Task description: Scan the material below for lines with the word "title" and report how many there are, with nothing added.

Data shown:
-- begin --
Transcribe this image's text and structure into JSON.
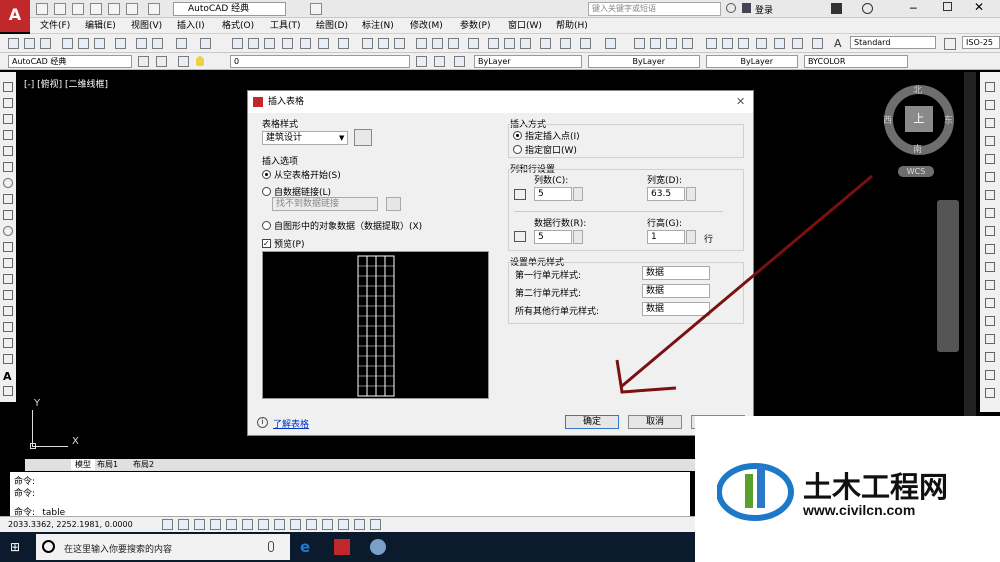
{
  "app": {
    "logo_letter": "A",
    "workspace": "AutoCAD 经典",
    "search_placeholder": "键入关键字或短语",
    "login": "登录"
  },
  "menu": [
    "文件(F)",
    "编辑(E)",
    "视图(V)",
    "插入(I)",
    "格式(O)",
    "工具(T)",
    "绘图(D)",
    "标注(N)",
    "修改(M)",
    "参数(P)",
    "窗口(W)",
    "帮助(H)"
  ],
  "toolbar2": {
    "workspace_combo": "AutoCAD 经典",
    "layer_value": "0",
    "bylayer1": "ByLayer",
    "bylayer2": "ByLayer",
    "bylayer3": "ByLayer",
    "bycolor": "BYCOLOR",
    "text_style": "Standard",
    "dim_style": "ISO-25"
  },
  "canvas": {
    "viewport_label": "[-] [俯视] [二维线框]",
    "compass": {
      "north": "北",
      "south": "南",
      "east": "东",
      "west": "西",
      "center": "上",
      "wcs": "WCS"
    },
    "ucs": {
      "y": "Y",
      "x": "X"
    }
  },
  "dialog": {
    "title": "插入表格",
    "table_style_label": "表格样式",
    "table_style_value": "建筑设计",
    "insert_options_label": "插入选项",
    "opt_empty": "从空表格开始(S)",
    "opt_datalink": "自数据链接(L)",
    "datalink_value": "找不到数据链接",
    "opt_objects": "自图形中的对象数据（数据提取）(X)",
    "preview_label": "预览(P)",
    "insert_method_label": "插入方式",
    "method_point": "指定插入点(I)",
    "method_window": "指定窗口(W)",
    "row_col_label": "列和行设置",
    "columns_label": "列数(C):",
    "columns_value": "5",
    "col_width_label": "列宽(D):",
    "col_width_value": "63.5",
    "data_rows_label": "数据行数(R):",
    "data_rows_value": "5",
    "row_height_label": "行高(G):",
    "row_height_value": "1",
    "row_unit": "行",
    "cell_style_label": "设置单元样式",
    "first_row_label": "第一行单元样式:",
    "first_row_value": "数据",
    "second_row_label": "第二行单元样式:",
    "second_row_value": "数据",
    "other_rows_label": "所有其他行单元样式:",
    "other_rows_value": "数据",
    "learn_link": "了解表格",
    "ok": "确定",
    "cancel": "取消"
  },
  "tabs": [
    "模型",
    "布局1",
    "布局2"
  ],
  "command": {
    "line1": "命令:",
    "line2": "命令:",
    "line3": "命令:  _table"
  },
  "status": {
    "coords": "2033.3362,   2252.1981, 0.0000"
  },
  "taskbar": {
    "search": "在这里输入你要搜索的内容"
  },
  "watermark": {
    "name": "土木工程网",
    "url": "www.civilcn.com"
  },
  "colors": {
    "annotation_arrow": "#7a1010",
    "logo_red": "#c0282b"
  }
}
-- end --
-- begin --
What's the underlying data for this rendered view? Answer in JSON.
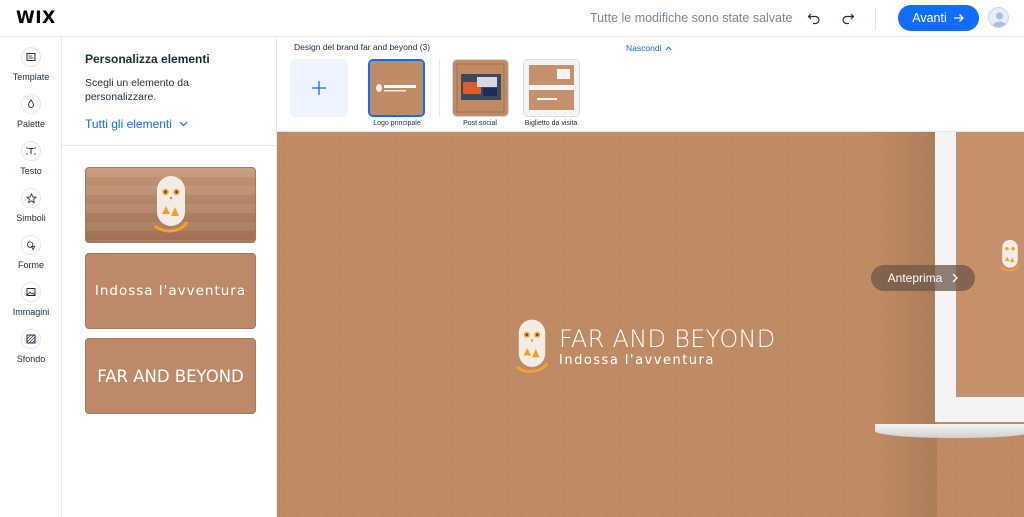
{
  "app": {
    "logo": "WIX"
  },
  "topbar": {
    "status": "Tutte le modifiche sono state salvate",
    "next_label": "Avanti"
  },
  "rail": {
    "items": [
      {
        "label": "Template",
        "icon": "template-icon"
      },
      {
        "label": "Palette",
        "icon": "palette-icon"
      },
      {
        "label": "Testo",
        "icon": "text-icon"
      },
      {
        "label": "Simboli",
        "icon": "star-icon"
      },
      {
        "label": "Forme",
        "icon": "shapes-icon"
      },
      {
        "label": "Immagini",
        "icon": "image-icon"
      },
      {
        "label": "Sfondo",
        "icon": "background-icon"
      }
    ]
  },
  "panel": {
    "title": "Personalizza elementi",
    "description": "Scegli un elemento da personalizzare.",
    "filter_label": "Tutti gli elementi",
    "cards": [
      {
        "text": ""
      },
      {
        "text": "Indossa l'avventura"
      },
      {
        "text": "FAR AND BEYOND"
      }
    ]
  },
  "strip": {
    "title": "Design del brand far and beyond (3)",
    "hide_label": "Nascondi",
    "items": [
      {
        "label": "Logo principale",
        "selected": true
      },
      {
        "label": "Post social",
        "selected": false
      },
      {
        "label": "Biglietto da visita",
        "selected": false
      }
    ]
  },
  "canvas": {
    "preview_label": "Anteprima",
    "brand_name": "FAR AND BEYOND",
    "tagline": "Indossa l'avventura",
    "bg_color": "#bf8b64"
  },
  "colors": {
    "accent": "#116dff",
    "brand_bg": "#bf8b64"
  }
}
-- end --
Complete output: 3